EXERCISE: From the entries below, say how many lines carry the word "Assist", and give nothing but the number.

ENTRIES SHOWN:
◇ ◇ ◇ ◇
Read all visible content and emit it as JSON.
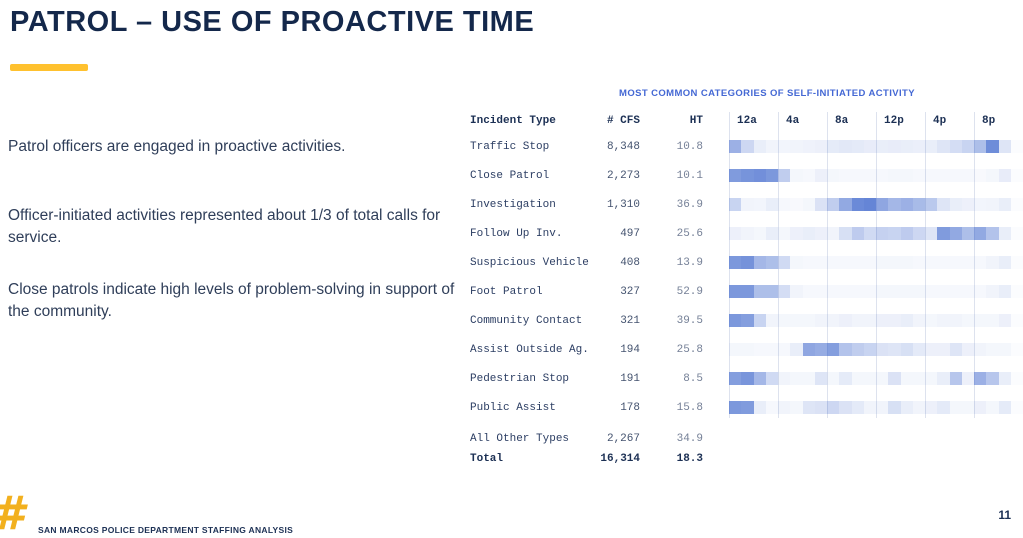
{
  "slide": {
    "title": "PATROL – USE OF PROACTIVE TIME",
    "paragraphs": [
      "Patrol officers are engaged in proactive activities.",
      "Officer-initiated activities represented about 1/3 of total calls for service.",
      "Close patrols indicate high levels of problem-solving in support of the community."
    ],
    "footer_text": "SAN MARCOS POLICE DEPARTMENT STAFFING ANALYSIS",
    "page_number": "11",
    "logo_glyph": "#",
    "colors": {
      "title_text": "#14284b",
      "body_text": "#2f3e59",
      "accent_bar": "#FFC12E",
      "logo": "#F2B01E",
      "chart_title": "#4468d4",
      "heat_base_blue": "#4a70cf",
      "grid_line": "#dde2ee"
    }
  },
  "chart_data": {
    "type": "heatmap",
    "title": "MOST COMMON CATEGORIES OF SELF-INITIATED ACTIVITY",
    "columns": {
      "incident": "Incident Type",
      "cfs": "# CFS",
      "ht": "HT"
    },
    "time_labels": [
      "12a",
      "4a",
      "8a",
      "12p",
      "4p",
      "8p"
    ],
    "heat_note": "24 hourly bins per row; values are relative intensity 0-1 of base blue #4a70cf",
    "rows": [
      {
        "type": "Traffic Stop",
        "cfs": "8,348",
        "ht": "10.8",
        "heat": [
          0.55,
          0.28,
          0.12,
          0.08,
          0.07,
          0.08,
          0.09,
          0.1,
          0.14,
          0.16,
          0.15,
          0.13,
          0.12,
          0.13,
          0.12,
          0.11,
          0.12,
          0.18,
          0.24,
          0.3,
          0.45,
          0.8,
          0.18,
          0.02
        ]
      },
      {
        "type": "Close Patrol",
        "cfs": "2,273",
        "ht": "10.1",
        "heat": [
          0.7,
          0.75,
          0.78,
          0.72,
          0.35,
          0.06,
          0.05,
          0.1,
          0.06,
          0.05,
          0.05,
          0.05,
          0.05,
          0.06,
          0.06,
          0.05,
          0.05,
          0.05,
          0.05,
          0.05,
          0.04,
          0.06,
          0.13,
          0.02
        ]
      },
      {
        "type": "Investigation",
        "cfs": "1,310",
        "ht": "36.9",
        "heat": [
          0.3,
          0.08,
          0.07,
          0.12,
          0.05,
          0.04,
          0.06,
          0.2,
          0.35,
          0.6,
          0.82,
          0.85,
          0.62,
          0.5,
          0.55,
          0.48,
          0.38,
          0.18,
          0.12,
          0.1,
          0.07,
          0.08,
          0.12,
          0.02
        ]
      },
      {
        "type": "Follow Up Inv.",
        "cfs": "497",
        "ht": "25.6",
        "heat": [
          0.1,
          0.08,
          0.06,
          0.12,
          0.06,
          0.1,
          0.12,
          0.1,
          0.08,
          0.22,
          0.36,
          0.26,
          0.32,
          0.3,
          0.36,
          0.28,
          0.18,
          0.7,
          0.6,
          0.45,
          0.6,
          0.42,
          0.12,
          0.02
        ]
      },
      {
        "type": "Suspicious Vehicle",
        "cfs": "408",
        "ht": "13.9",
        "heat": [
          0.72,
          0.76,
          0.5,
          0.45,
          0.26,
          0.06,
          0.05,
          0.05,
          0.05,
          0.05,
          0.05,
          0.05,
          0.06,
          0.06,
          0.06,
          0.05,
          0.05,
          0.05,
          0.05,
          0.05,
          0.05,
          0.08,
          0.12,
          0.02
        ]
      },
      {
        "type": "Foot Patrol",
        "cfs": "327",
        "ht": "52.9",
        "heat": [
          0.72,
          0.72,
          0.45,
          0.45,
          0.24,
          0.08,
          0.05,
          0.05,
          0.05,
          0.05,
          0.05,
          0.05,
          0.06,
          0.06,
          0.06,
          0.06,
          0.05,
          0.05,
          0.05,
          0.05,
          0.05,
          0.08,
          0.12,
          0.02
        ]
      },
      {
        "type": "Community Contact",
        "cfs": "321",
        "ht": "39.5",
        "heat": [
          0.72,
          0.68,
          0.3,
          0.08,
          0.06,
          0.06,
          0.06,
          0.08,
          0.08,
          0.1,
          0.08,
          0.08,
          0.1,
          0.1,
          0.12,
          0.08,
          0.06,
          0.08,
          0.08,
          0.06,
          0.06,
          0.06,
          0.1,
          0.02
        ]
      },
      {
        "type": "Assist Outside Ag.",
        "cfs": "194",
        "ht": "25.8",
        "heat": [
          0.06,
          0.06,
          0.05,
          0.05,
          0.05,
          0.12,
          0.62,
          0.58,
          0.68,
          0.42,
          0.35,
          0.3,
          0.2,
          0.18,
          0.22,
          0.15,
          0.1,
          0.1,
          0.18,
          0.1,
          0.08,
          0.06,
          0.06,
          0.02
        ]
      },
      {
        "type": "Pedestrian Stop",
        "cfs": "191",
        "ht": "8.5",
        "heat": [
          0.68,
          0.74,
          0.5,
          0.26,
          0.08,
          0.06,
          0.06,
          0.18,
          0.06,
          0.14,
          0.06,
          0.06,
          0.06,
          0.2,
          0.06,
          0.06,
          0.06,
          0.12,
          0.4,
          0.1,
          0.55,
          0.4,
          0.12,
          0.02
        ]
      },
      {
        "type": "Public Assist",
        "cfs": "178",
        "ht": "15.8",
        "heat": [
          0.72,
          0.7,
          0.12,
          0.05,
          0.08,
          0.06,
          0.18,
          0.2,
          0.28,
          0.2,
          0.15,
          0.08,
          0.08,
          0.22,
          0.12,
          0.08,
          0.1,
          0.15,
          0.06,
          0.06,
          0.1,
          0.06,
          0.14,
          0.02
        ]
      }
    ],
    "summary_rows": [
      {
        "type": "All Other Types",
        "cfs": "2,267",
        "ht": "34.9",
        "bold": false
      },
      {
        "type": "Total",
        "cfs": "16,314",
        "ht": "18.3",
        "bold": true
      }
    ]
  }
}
◇ ◇ ◇ ◇
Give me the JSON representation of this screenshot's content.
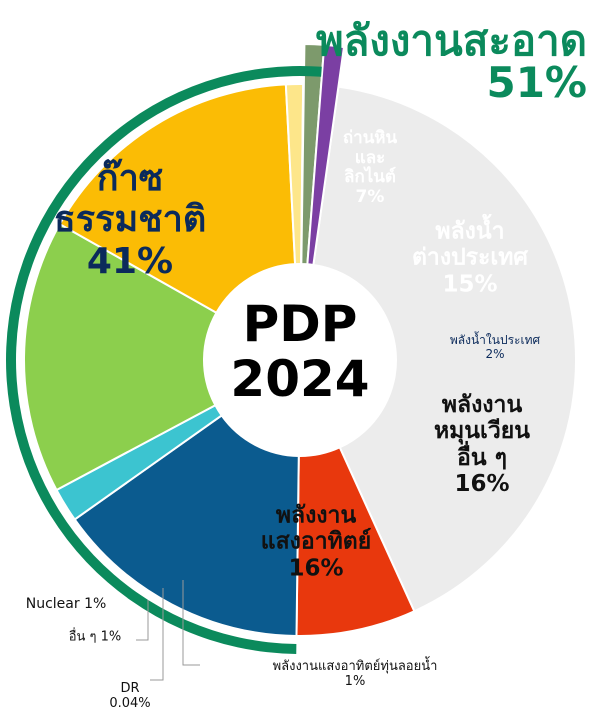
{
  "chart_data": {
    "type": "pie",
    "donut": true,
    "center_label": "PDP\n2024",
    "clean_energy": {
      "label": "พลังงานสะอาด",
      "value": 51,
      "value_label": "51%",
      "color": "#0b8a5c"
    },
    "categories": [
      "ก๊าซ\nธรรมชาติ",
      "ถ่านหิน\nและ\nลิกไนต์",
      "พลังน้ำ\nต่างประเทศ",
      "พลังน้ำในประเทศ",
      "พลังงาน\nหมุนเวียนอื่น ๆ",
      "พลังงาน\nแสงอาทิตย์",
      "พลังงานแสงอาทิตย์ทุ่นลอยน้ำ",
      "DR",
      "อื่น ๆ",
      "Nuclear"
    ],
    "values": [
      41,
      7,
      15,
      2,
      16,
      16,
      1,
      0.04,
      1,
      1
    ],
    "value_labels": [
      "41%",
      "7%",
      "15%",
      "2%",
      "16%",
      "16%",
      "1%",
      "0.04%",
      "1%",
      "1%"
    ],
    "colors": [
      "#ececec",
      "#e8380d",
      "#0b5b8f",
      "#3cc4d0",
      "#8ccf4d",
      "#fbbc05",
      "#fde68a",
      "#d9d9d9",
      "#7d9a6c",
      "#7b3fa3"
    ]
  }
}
◇ ◇ ◇ ◇
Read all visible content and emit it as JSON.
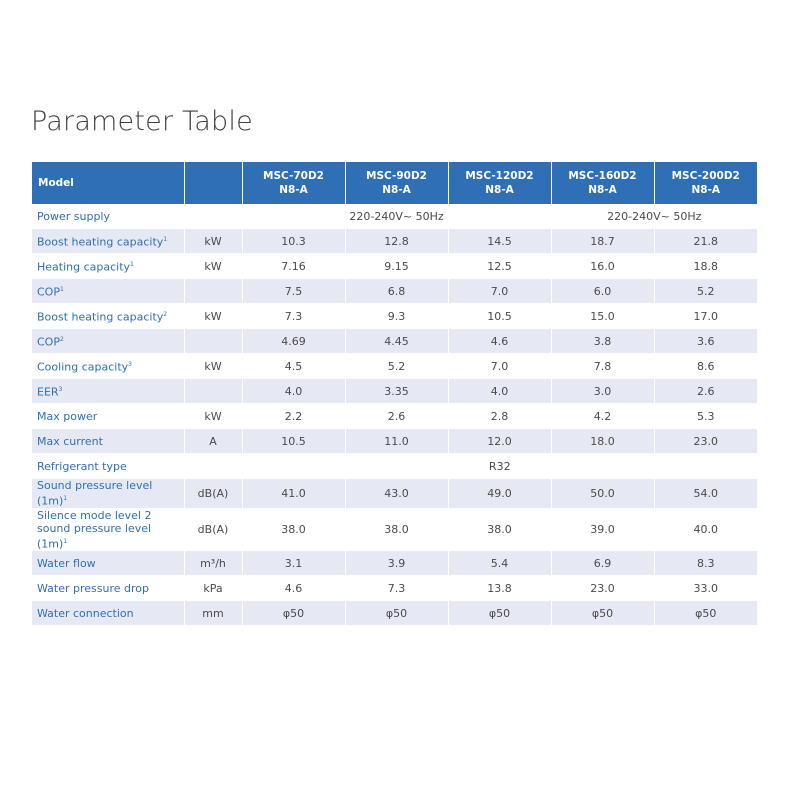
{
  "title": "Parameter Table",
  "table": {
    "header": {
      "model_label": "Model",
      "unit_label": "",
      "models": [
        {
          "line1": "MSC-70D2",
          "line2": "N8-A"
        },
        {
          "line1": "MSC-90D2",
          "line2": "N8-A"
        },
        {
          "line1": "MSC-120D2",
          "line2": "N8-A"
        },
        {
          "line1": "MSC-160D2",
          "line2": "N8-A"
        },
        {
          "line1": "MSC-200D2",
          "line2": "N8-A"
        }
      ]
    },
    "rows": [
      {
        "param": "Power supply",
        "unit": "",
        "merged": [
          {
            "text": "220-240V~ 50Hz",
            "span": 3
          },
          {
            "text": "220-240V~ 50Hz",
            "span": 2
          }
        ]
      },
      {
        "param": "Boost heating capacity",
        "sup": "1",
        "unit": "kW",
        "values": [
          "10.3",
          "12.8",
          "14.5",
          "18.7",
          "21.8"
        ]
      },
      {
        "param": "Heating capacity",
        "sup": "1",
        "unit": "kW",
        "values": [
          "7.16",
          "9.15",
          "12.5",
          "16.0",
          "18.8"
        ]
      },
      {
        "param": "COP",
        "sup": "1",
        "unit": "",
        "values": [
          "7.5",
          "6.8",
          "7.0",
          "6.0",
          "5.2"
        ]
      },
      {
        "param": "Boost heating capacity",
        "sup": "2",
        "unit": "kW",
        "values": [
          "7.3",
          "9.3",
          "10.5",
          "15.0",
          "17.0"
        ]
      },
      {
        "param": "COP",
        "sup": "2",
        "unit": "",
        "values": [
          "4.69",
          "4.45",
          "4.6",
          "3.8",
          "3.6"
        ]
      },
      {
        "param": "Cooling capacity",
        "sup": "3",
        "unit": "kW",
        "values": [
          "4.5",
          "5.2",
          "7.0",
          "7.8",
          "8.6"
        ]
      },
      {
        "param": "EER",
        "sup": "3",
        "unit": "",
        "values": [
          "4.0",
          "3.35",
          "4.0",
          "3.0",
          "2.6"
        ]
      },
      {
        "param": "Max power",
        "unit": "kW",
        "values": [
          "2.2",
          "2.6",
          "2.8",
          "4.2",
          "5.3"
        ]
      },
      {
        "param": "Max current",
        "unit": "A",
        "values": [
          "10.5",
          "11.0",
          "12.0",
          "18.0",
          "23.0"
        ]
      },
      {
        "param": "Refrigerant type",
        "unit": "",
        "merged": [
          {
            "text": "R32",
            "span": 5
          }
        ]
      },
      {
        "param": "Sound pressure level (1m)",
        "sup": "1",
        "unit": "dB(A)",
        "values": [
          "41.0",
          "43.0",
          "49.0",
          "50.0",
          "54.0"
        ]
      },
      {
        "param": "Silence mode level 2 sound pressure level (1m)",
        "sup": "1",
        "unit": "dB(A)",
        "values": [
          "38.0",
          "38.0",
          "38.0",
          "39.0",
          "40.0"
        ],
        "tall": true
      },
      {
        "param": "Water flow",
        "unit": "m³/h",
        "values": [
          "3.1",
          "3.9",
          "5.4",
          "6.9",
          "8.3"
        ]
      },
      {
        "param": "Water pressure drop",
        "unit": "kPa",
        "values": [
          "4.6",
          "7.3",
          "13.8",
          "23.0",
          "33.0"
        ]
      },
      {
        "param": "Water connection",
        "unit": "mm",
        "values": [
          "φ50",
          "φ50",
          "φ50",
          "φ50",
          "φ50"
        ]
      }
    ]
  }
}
◇ ◇ ◇ ◇
ANSWER TO THIS PROBLEM: 2